— Data to use —
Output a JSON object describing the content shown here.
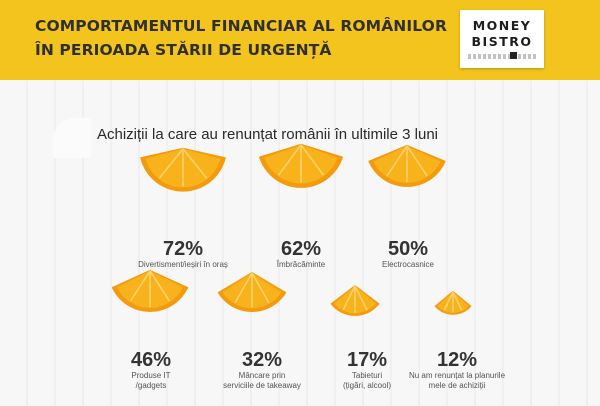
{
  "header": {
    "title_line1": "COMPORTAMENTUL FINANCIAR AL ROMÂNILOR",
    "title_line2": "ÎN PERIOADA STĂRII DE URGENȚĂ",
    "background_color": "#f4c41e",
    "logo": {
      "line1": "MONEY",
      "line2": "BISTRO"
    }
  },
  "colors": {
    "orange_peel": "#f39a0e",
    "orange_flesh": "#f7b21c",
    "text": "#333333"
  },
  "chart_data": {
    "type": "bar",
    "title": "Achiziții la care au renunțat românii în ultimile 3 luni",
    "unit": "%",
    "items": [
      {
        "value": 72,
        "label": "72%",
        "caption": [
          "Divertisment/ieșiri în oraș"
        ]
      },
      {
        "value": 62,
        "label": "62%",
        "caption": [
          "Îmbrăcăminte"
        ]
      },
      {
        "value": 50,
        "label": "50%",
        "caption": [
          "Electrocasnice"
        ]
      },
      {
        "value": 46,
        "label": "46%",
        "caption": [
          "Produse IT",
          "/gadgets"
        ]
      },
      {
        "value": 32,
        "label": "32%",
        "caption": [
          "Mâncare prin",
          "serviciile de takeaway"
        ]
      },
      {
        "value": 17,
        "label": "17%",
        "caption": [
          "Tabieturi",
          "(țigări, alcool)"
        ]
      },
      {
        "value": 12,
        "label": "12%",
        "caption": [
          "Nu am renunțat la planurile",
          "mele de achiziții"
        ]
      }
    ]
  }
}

==

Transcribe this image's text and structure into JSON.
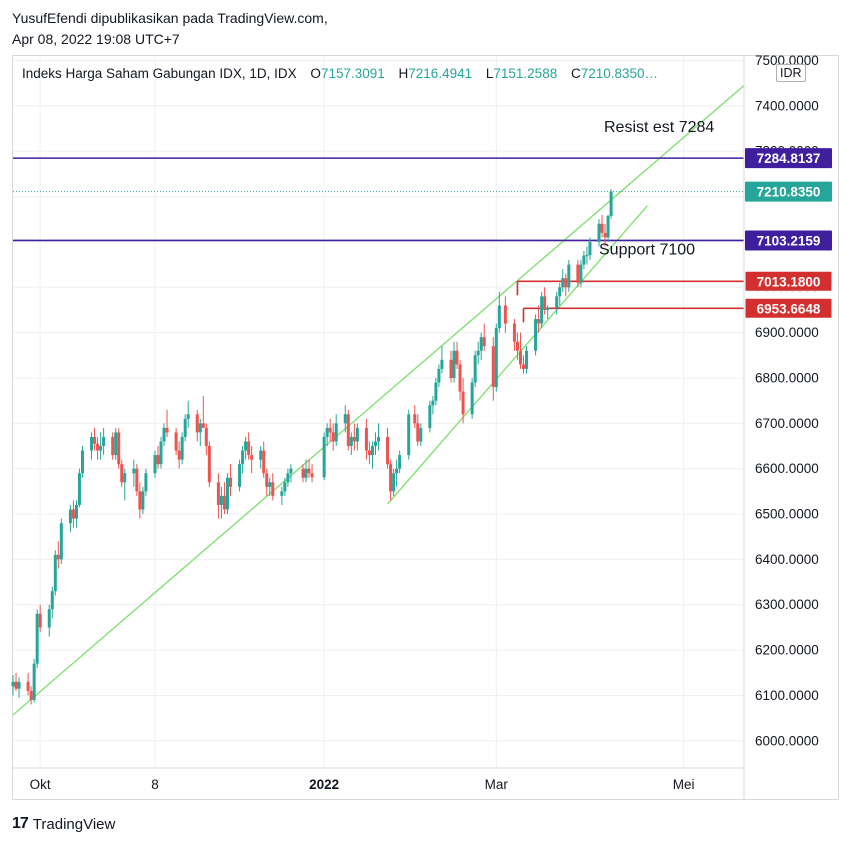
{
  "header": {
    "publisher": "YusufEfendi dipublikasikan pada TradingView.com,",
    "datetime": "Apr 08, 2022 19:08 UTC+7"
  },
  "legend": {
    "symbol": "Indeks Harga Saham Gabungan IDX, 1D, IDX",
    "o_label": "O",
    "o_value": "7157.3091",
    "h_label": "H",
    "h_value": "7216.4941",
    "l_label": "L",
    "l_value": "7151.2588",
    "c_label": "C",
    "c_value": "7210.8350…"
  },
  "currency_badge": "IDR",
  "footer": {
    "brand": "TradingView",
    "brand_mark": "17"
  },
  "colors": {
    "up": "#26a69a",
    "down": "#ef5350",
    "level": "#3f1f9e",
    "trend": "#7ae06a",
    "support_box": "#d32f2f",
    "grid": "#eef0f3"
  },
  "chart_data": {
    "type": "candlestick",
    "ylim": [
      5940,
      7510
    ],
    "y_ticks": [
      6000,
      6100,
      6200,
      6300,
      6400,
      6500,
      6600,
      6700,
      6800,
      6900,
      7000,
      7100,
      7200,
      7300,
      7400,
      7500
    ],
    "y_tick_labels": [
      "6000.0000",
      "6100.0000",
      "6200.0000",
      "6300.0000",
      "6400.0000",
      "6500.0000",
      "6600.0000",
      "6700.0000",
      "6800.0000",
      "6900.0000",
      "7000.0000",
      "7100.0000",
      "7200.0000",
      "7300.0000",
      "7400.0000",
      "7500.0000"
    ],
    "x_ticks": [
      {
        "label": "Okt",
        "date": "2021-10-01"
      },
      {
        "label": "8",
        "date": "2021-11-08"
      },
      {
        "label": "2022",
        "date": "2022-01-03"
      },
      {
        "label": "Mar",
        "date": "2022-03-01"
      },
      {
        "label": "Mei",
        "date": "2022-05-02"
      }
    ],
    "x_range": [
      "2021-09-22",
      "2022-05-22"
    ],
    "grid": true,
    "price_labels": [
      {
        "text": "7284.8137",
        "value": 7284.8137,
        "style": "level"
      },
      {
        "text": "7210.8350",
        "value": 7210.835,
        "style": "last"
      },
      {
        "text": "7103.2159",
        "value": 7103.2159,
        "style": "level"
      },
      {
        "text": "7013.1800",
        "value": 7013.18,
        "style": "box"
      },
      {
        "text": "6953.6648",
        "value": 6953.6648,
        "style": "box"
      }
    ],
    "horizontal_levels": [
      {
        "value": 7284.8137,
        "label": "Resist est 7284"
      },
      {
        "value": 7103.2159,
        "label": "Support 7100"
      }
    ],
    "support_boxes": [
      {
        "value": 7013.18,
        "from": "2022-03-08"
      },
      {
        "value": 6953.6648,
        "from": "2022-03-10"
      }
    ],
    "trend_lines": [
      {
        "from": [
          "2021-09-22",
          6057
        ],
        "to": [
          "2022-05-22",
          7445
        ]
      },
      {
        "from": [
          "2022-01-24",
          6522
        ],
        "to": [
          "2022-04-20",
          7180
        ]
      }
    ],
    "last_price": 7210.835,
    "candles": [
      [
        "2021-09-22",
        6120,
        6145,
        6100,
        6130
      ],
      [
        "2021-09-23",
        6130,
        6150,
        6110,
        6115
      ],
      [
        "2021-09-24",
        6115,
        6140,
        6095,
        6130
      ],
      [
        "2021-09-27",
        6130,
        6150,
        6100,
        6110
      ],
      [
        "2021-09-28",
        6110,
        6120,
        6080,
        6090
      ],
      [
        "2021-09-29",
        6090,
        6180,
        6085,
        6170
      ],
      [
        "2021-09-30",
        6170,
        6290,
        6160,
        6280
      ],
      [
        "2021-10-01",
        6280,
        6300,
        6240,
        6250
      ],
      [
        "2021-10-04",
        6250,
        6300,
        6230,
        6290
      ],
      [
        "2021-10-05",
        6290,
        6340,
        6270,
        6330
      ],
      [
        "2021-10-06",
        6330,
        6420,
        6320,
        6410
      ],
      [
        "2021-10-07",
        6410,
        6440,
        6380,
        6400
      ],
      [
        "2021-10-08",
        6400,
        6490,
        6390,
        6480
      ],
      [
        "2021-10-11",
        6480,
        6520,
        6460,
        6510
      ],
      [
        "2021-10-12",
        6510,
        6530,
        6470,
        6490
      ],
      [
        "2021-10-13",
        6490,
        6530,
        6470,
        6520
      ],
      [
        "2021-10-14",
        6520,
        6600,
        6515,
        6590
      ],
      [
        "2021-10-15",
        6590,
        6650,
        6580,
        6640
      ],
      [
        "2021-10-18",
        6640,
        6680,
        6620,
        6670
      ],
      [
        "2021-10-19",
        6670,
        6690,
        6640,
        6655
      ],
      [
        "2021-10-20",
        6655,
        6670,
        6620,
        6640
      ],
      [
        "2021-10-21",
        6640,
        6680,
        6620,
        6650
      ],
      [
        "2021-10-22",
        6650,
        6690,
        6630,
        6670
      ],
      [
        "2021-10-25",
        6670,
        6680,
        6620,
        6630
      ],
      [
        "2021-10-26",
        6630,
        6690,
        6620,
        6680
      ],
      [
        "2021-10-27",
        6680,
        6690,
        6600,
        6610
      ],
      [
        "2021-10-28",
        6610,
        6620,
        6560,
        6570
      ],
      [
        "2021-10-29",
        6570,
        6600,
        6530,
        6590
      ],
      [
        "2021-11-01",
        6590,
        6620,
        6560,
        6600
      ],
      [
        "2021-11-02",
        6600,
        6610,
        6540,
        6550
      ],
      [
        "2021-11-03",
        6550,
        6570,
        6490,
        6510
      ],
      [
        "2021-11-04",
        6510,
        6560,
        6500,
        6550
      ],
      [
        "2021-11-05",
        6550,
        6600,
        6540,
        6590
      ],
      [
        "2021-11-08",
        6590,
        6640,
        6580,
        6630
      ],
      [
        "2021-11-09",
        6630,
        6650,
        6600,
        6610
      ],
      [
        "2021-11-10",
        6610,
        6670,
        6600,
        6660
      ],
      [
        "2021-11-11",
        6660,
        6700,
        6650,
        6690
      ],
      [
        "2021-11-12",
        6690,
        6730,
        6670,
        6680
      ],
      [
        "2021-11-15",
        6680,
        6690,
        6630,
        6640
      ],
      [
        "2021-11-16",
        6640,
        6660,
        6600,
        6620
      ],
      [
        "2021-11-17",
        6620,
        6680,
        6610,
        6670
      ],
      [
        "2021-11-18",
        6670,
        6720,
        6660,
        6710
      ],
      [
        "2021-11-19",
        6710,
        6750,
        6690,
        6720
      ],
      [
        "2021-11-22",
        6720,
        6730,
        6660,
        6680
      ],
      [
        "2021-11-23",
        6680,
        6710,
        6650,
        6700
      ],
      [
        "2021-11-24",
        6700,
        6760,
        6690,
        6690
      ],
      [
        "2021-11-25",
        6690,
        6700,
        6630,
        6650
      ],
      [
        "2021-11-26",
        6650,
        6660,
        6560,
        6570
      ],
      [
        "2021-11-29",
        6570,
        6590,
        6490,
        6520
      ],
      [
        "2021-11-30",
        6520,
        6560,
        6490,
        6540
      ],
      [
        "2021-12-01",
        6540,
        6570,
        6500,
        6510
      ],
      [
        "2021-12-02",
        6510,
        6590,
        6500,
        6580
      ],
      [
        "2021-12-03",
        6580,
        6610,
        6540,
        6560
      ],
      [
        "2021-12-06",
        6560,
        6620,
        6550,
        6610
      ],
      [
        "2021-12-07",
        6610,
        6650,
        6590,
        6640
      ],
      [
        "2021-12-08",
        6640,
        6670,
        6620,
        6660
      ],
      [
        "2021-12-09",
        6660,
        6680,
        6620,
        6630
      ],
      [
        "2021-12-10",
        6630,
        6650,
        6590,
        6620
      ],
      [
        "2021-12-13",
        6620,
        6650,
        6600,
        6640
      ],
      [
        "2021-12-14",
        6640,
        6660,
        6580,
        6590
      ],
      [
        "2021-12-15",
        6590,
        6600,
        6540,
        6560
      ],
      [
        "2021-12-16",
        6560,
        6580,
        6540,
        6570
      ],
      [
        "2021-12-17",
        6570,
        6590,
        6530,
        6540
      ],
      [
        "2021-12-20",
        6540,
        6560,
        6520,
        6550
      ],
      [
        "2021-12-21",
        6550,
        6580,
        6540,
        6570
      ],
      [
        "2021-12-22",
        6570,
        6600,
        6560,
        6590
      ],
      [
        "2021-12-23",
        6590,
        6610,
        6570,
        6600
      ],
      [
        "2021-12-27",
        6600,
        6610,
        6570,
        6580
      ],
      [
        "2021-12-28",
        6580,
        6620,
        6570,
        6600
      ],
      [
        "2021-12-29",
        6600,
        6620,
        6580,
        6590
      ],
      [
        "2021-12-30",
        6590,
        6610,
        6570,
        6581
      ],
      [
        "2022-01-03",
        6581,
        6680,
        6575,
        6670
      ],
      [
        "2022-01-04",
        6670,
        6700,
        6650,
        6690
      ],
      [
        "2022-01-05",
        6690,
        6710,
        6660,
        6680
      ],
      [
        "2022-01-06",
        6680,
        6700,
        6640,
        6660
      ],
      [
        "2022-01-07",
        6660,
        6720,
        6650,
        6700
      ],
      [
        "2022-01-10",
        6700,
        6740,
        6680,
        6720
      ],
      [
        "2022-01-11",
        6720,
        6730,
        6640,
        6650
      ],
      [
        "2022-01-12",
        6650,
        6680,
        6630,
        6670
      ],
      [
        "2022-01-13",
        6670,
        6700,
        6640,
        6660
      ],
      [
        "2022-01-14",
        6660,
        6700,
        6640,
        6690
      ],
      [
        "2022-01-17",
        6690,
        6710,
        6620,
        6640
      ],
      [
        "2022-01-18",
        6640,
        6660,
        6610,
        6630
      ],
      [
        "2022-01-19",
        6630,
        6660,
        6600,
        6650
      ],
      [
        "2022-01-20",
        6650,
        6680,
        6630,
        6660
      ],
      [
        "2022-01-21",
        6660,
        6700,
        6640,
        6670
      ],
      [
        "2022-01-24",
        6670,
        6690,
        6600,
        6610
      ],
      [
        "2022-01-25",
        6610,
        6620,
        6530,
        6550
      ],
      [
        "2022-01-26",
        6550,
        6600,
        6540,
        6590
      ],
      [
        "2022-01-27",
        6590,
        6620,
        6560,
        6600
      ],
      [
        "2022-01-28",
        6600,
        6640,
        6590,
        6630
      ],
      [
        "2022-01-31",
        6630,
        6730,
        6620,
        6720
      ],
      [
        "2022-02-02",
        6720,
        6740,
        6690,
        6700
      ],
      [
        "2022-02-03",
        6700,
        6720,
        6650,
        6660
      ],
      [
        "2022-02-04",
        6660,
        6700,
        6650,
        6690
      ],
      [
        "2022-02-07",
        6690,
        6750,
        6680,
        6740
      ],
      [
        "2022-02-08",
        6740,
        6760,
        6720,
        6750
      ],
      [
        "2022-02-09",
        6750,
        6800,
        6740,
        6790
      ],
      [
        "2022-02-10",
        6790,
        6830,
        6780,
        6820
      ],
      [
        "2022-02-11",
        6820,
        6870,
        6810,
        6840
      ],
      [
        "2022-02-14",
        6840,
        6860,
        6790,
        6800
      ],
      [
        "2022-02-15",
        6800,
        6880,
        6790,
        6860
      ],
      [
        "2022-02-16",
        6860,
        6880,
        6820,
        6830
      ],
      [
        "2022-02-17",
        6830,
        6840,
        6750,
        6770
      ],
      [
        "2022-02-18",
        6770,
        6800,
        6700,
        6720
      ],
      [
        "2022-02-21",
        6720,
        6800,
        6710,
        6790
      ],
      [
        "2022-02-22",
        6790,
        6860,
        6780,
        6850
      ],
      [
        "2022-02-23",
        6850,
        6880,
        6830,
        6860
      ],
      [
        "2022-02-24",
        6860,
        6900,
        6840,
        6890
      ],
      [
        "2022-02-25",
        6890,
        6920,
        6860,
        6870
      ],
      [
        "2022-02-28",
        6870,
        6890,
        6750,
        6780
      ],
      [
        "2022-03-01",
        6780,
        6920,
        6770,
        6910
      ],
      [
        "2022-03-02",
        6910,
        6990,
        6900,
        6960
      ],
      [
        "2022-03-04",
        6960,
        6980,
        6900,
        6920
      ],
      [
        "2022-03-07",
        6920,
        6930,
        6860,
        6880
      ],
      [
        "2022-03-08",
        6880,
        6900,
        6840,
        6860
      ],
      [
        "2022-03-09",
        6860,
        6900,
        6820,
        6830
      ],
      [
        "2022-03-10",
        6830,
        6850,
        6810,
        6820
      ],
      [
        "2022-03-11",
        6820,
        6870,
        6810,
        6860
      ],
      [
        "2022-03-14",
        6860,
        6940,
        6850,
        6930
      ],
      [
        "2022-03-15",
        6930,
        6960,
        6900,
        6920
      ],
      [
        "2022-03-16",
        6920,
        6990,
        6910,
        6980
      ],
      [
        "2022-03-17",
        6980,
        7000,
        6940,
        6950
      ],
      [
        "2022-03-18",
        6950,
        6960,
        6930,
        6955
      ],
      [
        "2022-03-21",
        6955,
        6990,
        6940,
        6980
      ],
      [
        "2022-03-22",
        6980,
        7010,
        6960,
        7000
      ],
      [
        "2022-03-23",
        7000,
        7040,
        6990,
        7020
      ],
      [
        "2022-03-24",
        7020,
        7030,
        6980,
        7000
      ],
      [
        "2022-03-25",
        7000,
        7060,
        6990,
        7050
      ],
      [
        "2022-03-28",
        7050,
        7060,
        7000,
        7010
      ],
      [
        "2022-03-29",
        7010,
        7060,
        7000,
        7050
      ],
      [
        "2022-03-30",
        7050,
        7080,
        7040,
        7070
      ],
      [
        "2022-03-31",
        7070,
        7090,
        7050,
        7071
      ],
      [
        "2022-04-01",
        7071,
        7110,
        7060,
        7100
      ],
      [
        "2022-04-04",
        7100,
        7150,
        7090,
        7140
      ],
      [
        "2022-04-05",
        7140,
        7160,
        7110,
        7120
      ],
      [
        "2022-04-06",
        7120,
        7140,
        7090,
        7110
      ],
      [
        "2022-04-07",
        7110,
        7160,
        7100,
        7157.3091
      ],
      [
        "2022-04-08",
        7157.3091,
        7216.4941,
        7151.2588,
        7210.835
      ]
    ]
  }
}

— What is needed —
Identify which lines contain the word "JSON" and copy each one.

— Response to this task —
Output a JSON object describing the content shown here.
Transcribe this image's text and structure into JSON.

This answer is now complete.